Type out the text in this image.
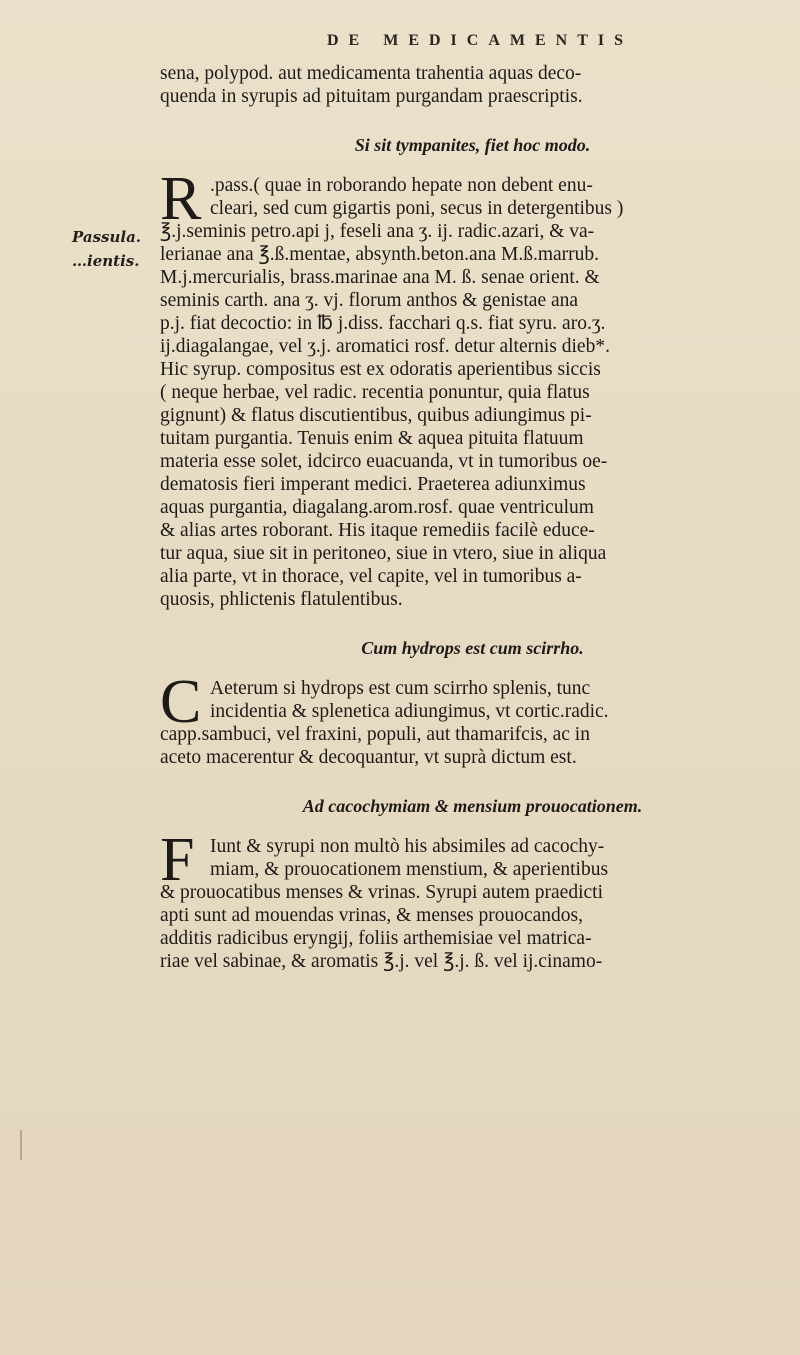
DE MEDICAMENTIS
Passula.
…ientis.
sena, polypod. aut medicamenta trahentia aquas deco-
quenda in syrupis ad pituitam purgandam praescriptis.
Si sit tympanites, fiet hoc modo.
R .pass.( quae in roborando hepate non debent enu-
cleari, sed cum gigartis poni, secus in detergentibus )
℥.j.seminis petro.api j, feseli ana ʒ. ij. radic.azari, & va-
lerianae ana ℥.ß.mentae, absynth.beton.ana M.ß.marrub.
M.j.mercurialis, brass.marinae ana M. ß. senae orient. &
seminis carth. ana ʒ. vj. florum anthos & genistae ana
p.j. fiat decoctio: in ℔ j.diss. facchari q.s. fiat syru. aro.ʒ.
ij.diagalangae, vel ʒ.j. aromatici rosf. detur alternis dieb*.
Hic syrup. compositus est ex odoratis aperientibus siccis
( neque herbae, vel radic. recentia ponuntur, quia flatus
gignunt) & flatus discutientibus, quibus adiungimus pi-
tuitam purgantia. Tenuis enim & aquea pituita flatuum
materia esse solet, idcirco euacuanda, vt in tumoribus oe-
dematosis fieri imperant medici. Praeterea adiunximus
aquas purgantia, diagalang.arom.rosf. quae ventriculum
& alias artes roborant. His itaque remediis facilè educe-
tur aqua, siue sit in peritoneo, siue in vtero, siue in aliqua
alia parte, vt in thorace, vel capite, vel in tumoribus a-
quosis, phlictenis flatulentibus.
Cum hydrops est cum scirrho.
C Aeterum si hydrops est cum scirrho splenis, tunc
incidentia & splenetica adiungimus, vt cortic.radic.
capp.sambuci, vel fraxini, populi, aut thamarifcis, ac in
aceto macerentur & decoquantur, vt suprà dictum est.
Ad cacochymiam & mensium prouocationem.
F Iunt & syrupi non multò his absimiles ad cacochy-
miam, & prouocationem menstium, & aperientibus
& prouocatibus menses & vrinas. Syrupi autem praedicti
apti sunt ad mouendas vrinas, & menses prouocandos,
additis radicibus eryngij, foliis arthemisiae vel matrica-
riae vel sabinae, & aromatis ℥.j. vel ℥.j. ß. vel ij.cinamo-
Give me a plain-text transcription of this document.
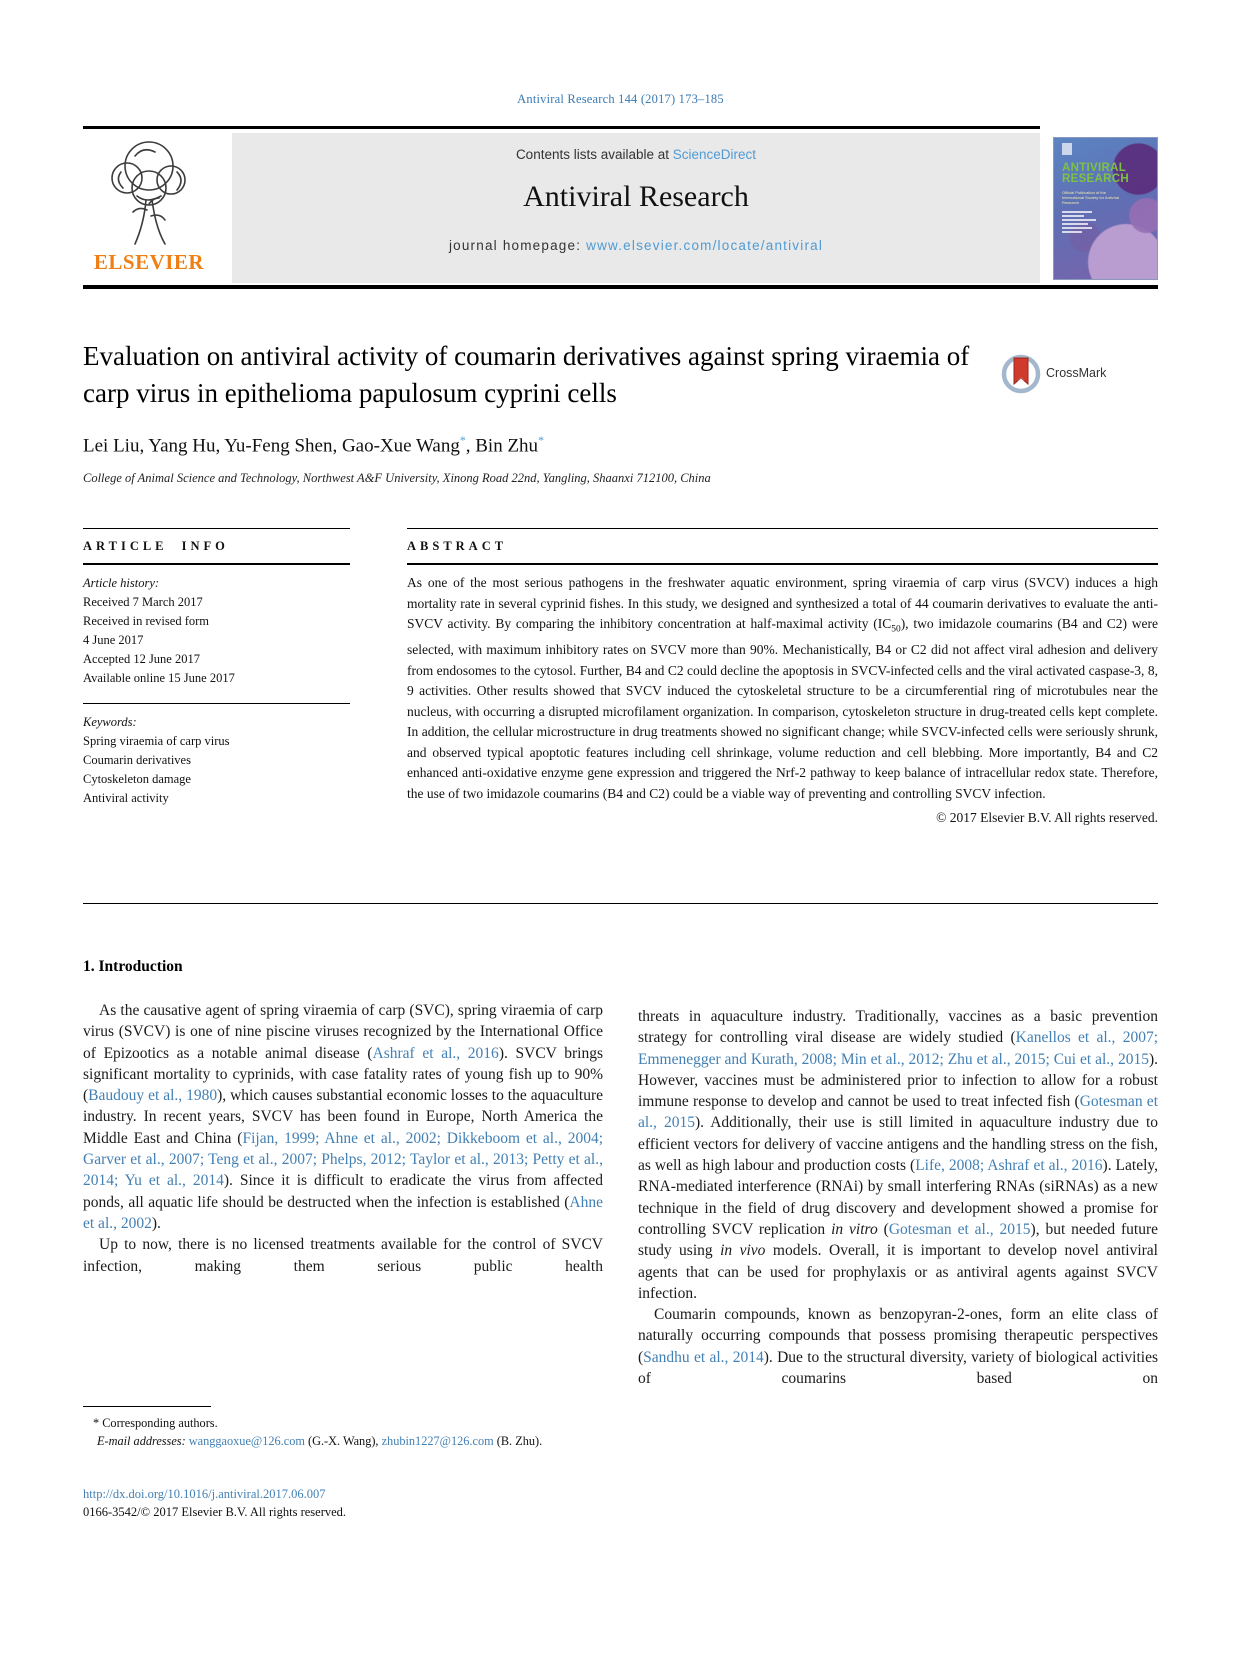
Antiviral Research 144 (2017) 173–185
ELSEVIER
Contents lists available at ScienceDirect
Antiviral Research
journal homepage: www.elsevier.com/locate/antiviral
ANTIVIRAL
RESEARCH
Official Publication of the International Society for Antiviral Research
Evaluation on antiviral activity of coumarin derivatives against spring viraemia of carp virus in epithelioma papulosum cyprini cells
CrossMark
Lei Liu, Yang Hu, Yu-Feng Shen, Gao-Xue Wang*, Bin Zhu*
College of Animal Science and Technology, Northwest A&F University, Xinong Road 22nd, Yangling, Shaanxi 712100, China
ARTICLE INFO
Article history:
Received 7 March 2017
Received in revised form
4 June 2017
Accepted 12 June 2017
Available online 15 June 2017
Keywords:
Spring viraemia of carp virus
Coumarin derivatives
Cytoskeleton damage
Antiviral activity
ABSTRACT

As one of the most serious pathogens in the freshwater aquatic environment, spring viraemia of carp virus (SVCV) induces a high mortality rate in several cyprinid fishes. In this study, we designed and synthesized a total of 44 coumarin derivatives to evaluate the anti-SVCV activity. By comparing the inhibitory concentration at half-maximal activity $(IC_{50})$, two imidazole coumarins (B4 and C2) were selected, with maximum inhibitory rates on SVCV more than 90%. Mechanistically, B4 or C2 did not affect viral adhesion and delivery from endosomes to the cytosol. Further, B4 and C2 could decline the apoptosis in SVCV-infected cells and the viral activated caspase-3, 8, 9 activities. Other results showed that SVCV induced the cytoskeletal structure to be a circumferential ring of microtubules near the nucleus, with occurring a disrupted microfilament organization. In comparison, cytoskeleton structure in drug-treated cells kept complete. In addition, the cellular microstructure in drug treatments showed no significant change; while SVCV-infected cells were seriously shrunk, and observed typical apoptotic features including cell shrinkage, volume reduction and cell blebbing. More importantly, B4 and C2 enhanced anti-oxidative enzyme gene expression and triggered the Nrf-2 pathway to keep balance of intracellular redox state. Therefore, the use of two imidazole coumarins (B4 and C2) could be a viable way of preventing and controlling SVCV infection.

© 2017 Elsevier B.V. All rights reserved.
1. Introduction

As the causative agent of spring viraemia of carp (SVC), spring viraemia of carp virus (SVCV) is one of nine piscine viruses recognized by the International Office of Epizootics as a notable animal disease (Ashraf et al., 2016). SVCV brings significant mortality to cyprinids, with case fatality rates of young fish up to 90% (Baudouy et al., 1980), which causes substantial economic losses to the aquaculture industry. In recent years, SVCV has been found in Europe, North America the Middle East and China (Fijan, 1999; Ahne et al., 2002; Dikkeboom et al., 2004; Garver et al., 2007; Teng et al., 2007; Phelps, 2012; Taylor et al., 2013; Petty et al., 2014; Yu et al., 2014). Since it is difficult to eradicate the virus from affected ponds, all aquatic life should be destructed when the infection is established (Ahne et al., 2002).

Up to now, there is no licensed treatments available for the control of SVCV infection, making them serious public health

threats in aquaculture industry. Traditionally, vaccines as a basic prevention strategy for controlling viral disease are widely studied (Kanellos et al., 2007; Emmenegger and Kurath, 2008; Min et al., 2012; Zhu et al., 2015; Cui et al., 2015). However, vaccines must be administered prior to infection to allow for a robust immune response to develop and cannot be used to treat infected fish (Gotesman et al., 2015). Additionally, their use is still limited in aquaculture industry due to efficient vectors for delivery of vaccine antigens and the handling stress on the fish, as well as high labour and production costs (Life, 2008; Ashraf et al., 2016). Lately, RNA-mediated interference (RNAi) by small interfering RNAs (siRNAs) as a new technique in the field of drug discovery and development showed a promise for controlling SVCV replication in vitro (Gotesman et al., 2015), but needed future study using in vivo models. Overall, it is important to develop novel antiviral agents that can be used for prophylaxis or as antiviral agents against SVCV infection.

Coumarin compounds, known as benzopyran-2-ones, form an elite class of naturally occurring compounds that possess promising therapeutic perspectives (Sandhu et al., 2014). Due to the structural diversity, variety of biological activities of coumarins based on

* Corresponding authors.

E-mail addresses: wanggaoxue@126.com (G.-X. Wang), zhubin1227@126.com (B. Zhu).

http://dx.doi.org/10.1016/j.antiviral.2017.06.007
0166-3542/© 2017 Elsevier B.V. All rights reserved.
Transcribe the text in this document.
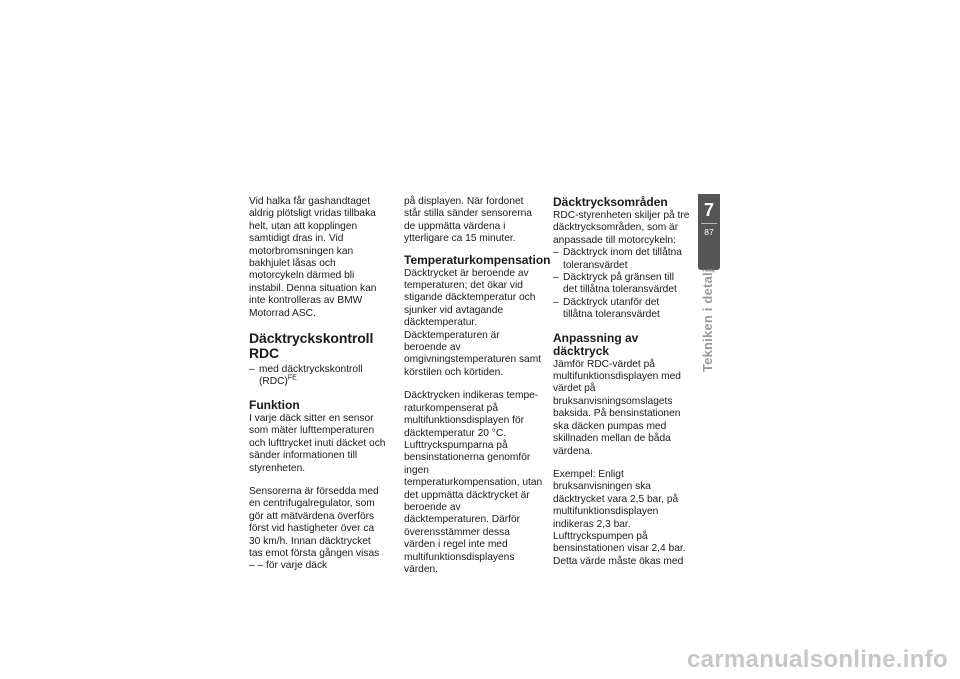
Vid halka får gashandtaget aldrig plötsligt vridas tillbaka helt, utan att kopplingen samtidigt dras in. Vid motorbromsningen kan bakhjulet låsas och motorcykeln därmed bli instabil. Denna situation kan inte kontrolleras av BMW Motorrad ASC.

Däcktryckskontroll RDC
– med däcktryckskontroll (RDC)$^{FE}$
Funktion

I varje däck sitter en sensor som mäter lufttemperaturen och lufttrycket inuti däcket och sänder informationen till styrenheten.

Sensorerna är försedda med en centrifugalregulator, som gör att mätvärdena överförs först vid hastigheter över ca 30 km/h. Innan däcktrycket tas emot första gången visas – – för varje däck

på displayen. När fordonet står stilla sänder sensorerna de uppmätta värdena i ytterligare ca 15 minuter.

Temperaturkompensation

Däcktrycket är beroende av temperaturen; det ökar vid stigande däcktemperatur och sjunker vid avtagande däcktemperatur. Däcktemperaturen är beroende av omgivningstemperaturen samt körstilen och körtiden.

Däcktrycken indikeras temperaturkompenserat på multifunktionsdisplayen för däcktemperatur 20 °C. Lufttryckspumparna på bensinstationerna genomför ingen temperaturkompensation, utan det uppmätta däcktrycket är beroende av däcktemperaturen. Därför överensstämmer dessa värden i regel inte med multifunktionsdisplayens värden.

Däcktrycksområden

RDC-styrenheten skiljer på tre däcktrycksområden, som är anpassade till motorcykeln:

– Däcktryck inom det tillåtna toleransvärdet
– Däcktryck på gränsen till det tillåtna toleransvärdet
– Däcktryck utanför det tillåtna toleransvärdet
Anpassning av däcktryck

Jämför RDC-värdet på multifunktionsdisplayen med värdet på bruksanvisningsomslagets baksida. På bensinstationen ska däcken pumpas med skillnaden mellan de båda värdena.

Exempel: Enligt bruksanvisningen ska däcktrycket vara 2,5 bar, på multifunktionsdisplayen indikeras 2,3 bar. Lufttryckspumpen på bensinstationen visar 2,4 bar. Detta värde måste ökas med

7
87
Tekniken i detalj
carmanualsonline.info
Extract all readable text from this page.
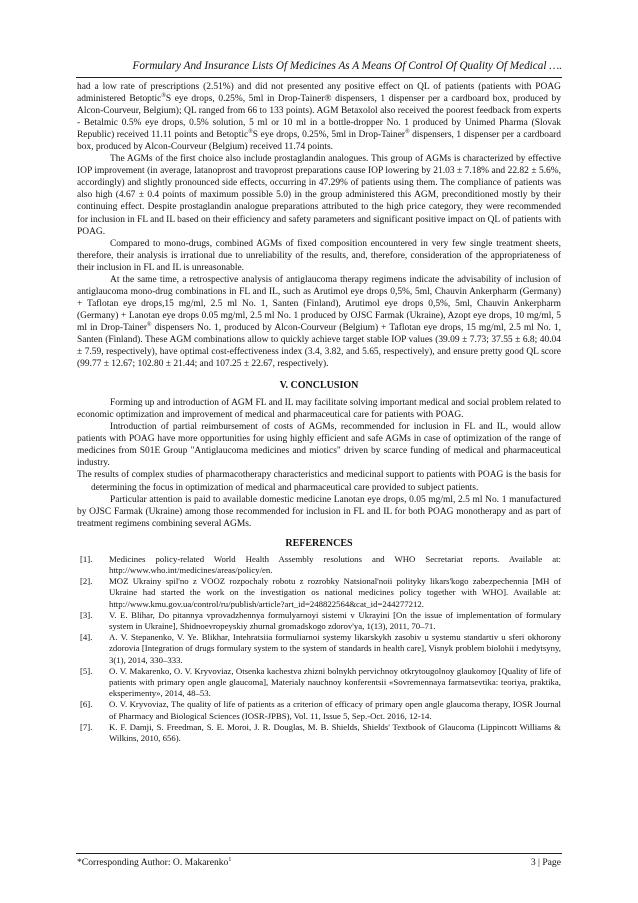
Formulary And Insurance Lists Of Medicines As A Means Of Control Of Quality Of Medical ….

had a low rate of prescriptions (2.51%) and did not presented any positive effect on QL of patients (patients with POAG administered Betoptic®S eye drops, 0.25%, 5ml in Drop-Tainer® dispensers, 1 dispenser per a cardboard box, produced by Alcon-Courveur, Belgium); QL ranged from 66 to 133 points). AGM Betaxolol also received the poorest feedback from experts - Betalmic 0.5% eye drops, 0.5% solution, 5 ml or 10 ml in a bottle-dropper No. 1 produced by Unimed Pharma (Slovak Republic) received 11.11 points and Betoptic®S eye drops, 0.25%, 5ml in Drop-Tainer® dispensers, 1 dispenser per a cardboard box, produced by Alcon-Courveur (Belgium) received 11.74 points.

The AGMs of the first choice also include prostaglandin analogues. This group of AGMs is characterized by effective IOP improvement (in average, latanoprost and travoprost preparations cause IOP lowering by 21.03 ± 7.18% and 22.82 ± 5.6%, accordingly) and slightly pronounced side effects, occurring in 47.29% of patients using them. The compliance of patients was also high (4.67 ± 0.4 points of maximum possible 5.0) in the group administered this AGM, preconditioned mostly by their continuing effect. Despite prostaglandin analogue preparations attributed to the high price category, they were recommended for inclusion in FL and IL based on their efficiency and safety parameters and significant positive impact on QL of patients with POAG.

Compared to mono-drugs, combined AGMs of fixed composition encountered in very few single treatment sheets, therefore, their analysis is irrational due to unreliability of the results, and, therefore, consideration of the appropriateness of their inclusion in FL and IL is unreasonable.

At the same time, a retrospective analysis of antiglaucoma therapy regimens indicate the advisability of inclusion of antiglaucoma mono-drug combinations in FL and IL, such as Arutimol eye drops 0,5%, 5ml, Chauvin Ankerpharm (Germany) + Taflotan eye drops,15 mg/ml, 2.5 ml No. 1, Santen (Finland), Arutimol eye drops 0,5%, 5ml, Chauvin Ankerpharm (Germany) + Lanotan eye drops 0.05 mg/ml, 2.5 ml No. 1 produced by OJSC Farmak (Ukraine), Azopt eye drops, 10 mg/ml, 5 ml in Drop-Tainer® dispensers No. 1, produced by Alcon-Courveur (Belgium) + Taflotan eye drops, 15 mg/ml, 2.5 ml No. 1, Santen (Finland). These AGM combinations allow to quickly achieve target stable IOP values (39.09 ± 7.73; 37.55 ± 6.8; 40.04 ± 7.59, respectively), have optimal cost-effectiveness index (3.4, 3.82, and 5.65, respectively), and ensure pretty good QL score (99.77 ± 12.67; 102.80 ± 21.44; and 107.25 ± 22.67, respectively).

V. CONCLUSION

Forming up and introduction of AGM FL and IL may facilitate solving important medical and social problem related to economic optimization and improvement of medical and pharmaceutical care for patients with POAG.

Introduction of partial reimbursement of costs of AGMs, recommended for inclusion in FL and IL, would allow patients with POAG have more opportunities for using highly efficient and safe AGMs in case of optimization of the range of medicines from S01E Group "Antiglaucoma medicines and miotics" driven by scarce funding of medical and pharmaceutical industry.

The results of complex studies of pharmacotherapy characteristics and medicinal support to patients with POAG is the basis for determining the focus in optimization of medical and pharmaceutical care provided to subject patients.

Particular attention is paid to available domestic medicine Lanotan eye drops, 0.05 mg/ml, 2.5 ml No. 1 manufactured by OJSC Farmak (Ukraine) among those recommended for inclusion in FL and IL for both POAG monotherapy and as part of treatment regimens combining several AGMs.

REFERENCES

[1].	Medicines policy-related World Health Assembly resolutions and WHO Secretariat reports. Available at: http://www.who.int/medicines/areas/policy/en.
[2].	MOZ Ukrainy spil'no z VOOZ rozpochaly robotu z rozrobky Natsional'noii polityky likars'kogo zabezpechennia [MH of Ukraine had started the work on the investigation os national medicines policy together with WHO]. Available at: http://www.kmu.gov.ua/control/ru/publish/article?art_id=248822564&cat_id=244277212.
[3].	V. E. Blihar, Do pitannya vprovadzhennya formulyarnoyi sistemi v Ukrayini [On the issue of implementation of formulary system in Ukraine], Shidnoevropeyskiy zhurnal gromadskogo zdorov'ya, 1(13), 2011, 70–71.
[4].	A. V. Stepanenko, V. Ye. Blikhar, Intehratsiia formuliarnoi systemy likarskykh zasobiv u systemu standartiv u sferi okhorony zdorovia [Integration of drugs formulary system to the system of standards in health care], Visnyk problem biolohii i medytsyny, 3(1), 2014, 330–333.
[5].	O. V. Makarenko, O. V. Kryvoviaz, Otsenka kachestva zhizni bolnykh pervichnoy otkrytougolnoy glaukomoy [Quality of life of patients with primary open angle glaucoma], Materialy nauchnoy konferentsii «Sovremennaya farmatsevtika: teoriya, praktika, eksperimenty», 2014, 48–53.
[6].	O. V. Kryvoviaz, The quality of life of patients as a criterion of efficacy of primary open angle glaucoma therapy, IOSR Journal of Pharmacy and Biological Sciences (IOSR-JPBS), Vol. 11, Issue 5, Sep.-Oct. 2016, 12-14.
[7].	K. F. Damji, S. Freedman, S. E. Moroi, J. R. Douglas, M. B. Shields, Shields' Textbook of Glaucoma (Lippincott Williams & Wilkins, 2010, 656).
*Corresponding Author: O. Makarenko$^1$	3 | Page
++++
**WHAT YOU NEED TO DO**
Check each line above for the word "Makarenko" and copy every line that has it.

**TASK RESPONSE**
[5].	O. V. Makarenko, O. V. Kryvoviaz, Otsenka kachestva zhizni bolnykh pervichnoy otkrytougolnoy glaukomoy [Quality of life of patients with primary open angle glaucoma], Materialy nauchnoy konferentsii «Sovremennaya farmatsevtika: teoriya, praktika, eksperimenty», 2014, 48–53.
*Corresponding Author: O. Makarenko$^1$	3 | Page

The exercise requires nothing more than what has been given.